BEGIN Task material

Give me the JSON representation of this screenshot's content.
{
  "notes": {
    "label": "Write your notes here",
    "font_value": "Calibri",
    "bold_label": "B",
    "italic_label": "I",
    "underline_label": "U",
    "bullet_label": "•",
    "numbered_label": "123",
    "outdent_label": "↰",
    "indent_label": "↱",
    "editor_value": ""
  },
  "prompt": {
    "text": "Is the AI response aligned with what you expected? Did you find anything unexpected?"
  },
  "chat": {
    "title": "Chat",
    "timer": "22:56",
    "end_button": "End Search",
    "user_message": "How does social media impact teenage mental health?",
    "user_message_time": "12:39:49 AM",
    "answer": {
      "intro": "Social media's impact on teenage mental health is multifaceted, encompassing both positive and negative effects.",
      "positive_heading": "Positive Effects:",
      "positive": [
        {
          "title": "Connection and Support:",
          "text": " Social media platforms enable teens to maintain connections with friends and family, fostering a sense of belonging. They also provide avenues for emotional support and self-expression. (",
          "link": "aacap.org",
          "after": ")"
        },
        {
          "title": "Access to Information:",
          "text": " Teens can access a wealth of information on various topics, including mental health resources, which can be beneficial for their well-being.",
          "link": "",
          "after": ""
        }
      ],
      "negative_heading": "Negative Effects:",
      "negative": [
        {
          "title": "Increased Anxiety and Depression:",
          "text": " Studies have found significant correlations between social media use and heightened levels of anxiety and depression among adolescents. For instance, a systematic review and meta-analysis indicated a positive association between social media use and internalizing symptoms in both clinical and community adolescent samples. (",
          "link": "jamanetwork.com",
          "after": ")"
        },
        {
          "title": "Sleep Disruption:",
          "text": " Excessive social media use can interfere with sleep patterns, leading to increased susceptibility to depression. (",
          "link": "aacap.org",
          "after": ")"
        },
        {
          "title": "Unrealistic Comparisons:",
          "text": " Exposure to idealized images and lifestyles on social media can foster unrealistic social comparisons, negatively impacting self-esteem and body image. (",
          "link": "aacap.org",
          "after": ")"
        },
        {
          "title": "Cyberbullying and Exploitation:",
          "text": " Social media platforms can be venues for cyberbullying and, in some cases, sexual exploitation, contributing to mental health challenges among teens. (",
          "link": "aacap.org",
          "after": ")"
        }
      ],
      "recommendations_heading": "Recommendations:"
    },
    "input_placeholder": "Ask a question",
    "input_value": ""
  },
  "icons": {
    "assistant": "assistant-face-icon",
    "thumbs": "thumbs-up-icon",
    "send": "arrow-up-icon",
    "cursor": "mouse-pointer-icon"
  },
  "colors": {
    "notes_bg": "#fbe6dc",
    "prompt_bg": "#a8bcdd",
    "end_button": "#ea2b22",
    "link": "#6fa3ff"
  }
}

END Task material

Exercise task: Print the listing above in full, exactly as it is.

Result for this exercise:
Give me the JSON representation of this screenshot's content.
{
  "notes": {
    "label": "Write your notes here",
    "font_value": "Calibri",
    "bold_label": "B",
    "italic_label": "I",
    "underline_label": "U",
    "bullet_label": "•",
    "numbered_label": "123",
    "outdent_label": "↰",
    "indent_label": "↱",
    "editor_value": ""
  },
  "prompt": {
    "text": "Is the AI response aligned with what you expected? Did you find anything unexpected?"
  },
  "chat": {
    "title": "Chat",
    "timer": "22:56",
    "end_button": "End Search",
    "user_message": "How does social media impact teenage mental health?",
    "user_message_time": "12:39:49 AM",
    "answer": {
      "intro": "Social media's impact on teenage mental health is multifaceted, encompassing both positive and negative effects.",
      "positive_heading": "Positive Effects:",
      "positive": [
        {
          "title": "Connection and Support:",
          "text": " Social media platforms enable teens to maintain connections with friends and family, fostering a sense of belonging. They also provide avenues for emotional support and self-expression. (",
          "link": "aacap.org",
          "after": ")"
        },
        {
          "title": "Access to Information:",
          "text": " Teens can access a wealth of information on various topics, including mental health resources, which can be beneficial for their well-being.",
          "link": "",
          "after": ""
        }
      ],
      "negative_heading": "Negative Effects:",
      "negative": [
        {
          "title": "Increased Anxiety and Depression:",
          "text": " Studies have found significant correlations between social media use and heightened levels of anxiety and depression among adolescents. For instance, a systematic review and meta-analysis indicated a positive association between social media use and internalizing symptoms in both clinical and community adolescent samples. (",
          "link": "jamanetwork.com",
          "after": ")"
        },
        {
          "title": "Sleep Disruption:",
          "text": " Excessive social media use can interfere with sleep patterns, leading to increased susceptibility to depression. (",
          "link": "aacap.org",
          "after": ")"
        },
        {
          "title": "Unrealistic Comparisons:",
          "text": " Exposure to idealized images and lifestyles on social media can foster unrealistic social comparisons, negatively impacting self-esteem and body image. (",
          "link": "aacap.org",
          "after": ")"
        },
        {
          "title": "Cyberbullying and Exploitation:",
          "text": " Social media platforms can be venues for cyberbullying and, in some cases, sexual exploitation, contributing to mental health challenges among teens. (",
          "link": "aacap.org",
          "after": ")"
        }
      ],
      "recommendations_heading": "Recommendations:"
    },
    "input_placeholder": "Ask a question",
    "input_value": ""
  },
  "icons": {
    "assistant": "assistant-face-icon",
    "thumbs": "thumbs-up-icon",
    "send": "arrow-up-icon",
    "cursor": "mouse-pointer-icon"
  },
  "colors": {
    "notes_bg": "#fbe6dc",
    "prompt_bg": "#a8bcdd",
    "end_button": "#ea2b22",
    "link": "#6fa3ff"
  }
}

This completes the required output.